» Job
Go through the entries below and copy each line containing the word "rate".

» Entries shown
□ □ □ □ □ □ □

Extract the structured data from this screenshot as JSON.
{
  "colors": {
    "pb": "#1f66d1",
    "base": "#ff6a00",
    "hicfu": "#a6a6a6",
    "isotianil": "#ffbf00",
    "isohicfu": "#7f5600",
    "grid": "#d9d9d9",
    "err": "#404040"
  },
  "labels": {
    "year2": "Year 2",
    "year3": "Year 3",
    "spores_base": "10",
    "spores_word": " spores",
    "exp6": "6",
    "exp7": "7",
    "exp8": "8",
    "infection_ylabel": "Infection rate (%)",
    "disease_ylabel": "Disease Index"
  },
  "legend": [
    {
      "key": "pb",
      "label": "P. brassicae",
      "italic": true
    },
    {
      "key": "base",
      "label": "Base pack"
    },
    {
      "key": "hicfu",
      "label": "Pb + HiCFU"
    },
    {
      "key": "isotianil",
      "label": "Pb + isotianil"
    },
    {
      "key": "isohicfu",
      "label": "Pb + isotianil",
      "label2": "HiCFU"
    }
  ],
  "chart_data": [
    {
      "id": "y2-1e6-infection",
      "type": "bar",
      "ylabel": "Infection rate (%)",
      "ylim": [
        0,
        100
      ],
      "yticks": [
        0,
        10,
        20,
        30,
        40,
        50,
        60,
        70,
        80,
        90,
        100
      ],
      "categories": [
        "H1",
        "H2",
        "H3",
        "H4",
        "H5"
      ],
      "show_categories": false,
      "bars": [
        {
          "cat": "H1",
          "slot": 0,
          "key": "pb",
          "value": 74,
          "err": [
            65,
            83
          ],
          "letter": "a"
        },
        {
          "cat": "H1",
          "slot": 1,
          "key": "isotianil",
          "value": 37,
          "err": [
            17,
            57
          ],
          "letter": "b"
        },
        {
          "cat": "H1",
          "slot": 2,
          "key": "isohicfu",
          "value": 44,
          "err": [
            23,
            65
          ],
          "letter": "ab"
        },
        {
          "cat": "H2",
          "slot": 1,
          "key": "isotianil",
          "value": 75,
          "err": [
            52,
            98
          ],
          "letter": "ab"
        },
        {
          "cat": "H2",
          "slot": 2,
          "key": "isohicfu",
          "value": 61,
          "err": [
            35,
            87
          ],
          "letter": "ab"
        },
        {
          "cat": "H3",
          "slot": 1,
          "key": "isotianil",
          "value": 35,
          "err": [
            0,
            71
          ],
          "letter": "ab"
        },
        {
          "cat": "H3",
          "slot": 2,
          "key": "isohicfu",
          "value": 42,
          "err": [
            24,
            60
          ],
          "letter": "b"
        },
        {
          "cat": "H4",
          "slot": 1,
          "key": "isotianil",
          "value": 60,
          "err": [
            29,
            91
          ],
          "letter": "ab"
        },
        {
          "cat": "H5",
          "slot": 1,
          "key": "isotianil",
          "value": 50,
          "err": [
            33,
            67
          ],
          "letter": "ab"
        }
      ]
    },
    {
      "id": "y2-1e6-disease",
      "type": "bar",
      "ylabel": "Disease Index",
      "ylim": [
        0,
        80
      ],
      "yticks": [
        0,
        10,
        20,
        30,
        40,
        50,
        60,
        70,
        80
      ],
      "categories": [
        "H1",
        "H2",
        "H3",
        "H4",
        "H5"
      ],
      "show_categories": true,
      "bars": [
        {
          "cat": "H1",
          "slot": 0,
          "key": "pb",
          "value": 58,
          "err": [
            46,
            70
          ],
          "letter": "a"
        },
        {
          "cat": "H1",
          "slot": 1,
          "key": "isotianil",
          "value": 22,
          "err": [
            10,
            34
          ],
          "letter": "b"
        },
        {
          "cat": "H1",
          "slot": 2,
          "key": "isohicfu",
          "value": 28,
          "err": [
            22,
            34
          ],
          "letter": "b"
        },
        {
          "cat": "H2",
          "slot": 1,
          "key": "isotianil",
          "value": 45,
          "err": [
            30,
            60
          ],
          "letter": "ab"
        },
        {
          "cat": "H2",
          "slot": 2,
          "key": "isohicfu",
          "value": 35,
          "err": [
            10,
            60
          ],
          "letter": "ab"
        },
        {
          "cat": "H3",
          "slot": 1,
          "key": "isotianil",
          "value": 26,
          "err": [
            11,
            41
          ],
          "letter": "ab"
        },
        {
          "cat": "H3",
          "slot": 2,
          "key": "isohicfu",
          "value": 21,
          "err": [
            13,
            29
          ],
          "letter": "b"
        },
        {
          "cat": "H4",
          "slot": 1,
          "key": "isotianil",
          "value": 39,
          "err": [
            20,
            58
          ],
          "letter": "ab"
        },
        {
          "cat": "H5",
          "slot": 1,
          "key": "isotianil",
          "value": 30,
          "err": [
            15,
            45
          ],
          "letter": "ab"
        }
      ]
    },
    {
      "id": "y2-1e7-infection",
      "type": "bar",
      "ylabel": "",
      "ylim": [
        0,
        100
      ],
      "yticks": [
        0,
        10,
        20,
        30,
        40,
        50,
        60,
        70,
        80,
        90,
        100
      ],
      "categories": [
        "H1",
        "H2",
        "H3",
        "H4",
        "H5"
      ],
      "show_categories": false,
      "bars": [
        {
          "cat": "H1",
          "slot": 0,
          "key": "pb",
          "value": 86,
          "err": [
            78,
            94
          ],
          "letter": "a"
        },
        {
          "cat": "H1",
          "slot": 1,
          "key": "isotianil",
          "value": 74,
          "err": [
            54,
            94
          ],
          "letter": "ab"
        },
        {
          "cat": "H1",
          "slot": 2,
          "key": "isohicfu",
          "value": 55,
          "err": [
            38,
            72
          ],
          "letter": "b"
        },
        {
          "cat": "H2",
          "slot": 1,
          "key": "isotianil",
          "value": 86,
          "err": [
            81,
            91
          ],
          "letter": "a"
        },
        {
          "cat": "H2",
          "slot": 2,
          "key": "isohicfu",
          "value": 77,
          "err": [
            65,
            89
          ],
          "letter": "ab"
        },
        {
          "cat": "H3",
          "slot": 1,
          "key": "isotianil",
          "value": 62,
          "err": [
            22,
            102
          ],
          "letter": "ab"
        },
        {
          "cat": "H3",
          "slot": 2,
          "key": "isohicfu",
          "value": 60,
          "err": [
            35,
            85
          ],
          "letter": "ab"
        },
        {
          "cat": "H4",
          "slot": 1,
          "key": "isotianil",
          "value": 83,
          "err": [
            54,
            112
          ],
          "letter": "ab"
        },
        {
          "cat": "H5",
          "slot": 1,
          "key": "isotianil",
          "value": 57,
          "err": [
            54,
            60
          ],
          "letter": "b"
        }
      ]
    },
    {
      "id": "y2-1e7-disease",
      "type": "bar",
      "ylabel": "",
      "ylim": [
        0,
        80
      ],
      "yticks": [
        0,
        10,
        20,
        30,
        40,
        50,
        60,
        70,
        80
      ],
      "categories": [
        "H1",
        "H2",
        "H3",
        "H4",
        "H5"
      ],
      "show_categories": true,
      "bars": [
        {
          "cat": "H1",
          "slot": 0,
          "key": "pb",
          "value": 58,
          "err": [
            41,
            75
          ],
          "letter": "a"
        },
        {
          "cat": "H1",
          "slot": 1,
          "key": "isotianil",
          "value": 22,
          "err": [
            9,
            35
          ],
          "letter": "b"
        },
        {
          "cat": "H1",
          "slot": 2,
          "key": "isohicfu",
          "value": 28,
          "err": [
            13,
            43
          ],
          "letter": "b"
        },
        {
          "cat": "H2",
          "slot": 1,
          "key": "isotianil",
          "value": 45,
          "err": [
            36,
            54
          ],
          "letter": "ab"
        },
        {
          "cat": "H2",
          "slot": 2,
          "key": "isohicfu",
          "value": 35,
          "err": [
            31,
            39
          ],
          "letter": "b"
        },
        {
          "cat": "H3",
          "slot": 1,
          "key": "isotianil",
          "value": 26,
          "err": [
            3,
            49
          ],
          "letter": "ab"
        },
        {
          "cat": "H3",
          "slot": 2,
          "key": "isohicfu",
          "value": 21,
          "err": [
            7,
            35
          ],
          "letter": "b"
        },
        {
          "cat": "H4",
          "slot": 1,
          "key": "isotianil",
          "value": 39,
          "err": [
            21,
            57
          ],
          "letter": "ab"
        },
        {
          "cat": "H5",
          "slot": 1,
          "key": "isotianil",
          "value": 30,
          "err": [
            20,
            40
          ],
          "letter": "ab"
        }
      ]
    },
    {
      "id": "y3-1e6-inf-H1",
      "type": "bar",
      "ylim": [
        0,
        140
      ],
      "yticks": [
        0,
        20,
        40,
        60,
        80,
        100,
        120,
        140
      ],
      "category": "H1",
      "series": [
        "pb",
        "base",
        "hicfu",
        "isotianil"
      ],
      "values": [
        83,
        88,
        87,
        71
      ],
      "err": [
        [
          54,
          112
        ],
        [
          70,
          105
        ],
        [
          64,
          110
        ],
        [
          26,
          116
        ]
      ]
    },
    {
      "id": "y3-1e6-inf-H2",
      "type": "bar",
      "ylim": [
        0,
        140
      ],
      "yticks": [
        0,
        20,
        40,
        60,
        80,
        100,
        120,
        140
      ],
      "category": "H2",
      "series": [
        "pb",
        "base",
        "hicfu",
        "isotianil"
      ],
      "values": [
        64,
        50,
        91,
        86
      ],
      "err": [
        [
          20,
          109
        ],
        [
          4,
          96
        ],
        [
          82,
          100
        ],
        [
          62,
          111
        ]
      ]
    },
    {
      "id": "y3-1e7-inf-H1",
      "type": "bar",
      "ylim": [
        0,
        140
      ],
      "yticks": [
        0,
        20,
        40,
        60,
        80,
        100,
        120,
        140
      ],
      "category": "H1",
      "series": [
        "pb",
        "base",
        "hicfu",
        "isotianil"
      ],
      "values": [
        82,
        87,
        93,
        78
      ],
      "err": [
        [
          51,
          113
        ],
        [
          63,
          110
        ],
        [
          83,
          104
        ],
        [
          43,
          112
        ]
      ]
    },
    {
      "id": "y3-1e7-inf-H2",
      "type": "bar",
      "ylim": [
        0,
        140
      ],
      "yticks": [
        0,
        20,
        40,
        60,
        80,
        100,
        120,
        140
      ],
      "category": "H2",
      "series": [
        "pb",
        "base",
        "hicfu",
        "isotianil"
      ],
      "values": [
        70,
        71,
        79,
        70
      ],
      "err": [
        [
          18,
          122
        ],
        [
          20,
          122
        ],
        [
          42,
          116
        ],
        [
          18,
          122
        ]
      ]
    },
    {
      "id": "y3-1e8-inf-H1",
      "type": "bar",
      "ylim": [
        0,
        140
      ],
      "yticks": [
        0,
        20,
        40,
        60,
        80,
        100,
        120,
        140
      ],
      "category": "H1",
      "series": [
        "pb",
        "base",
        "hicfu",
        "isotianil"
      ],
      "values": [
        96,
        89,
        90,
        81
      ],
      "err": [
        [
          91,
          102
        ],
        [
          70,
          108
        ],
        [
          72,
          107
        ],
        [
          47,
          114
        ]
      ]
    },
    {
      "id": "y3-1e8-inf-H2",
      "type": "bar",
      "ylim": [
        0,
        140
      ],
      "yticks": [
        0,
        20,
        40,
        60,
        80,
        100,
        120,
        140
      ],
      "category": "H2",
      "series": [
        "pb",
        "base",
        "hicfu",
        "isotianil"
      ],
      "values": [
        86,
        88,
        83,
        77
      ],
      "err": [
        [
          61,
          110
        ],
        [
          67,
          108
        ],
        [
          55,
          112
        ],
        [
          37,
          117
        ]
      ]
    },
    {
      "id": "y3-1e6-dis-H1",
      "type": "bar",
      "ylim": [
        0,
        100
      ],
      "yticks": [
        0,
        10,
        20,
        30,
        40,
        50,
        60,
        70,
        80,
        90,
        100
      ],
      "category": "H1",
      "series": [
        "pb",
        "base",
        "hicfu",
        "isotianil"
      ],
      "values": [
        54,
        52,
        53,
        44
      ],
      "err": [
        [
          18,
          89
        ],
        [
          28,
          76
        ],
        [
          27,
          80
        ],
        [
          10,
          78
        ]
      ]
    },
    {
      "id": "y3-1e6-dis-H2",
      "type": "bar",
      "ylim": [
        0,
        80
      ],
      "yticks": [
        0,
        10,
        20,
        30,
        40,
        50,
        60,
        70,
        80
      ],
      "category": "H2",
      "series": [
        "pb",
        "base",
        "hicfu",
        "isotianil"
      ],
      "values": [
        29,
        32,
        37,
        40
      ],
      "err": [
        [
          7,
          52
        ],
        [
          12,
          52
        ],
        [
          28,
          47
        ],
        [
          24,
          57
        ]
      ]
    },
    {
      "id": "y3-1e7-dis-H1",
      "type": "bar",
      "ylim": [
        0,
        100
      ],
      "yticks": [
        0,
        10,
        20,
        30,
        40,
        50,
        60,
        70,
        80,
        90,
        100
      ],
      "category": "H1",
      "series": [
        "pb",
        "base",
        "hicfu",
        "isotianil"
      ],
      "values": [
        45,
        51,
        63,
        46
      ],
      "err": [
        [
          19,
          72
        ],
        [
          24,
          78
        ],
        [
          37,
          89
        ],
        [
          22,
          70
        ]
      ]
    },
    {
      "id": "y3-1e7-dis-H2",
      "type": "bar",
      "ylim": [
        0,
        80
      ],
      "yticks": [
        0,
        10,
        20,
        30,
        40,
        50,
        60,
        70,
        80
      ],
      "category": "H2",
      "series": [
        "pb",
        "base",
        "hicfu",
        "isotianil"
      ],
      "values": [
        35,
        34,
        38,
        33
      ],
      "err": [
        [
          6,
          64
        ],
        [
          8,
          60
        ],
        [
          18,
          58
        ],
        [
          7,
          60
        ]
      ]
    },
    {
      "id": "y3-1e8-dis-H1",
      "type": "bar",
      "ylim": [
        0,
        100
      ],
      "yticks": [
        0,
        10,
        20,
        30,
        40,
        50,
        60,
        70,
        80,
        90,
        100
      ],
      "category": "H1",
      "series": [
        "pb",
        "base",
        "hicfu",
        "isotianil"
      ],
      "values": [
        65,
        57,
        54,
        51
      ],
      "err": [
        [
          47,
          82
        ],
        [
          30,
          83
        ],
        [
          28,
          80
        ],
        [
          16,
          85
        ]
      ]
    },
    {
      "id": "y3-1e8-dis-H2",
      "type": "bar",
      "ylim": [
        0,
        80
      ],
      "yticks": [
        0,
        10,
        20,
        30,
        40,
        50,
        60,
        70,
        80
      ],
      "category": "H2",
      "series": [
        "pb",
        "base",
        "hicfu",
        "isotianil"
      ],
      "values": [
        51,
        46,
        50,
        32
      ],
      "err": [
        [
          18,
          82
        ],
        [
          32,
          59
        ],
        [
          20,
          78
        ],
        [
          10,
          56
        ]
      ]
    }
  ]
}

□ □ □ □ □ □ □

» Written response
    "infection_ylabel": "Infection rate (%)",
      "ylabel": "Infection rate (%)",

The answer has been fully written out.